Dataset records
++++++++++
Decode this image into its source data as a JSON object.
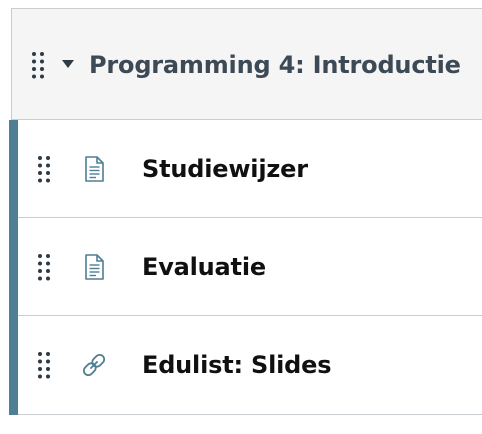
{
  "module": {
    "title": "Programming 4: Introductie",
    "expanded": true,
    "accent_color": "#4e7f94",
    "toggle_icon": "caret-down-icon",
    "drag_icon": "drag-handle-icon"
  },
  "items": [
    {
      "label": "Studiewijzer",
      "icon": "document-icon"
    },
    {
      "label": "Evaluatie",
      "icon": "document-icon"
    },
    {
      "label": "Edulist: Slides",
      "icon": "link-icon"
    }
  ]
}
++++++++++
Pictures in the data above should not be copied; transcribe everything else exactly.

Exercise output —
Decode this image into its source data as a JSON object.
{
  "module": {
    "title": "Programming 4: Introductie",
    "expanded": true,
    "accent_color": "#4e7f94",
    "toggle_icon": "caret-down-icon",
    "drag_icon": "drag-handle-icon"
  },
  "items": [
    {
      "label": "Studiewijzer",
      "icon": "document-icon"
    },
    {
      "label": "Evaluatie",
      "icon": "document-icon"
    },
    {
      "label": "Edulist: Slides",
      "icon": "link-icon"
    }
  ]
}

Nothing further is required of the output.